What this task involves: Go through the entries below and write each one out exactly.

Supplied material:
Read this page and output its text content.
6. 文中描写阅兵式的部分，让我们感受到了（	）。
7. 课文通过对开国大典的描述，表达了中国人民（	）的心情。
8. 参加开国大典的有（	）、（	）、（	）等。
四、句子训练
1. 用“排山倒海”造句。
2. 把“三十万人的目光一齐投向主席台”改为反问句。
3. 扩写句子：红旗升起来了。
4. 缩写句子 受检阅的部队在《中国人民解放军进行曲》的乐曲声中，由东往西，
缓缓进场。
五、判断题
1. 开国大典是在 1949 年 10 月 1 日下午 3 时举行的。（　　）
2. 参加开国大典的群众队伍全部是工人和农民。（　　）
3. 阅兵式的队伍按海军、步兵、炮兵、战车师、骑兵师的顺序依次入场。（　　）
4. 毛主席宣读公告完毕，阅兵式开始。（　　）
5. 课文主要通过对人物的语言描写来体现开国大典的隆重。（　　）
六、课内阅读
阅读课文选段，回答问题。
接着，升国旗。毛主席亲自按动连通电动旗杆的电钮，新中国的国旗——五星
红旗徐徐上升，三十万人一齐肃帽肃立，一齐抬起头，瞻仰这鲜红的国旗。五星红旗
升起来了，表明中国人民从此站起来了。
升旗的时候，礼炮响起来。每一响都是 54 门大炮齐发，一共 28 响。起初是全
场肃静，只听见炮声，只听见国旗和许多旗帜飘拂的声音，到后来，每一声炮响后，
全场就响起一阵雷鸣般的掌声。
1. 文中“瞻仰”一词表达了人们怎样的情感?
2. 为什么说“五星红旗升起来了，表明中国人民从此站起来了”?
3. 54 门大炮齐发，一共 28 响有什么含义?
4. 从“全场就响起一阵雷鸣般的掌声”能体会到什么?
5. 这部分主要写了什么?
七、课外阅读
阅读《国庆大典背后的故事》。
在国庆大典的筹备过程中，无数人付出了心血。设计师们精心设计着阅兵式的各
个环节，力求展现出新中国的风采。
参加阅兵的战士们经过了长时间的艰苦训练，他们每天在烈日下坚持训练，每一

Correct answer:
Read this page and output its text content.
6. 文中描写阅兵式的部分，让我们感受到了（	）。
7. 课文通过对开国大典的描述，表达了中国人民（	）的心情。
8. 参加开国大典的有（	）、（	）、（	）等。
四、句子训练
1. 用“排山倒海”造句。
2. 把“三十万人的目光一齐投向主席台”改为反问句。
3. 扩写句子：红旗升起来了。
4. 缩写句子 受检阅的部队在《中国人民解放军进行曲》的乐曲声中，由东往西，
缓缓进场。
五、判断题
1. 开国大典是在 1949 年 10 月 1 日下午 3 时举行的。（　　）
2. 参加开国大典的群众队伍全部是工人和农民。（　　）
3. 阅兵式的队伍按海军、步兵、炮兵、战车师、骑兵师的顺序依次入场。（　　）
4. 毛主席宣读公告完毕，阅兵式开始。（　　）
5. 课文主要通过对人物的语言描写来体现开国大典的隆重。（　　）
六、课内阅读
阅读课文选段，回答问题。
接着，升国旗。毛主席亲自按动连通电动旗杆的电钮，新中国的国旗——五星
红旗徐徐上升，三十万人一齐肃帽肃立，一齐抬起头，瞻仰这鲜红的国旗。五星红旗
升起来了，表明中国人民从此站起来了。
升旗的时候，礼炮响起来。每一响都是 54 门大炮齐发，一共 28 响。起初是全
场肃静，只听见炮声，只听见国旗和许多旗帜飘拂的声音，到后来，每一声炮响后，
全场就响起一阵雷鸣般的掌声。
1. 文中“瞻仰”一词表达了人们怎样的情感?
2. 为什么说“五星红旗升起来了，表明中国人民从此站起来了”?
3. 54 门大炮齐发，一共 28 响有什么含义?
4. 从“全场就响起一阵雷鸣般的掌声”能体会到什么?
5. 这部分主要写了什么?
七、课外阅读
阅读《国庆大典背后的故事》。
在国庆大典的筹备过程中，无数人付出了心血。设计师们精心设计着阅兵式的各
个环节，力求展现出新中国的风采。
参加阅兵的战士们经过了长时间的艰苦训练，他们每天在烈日下坚持训练，每一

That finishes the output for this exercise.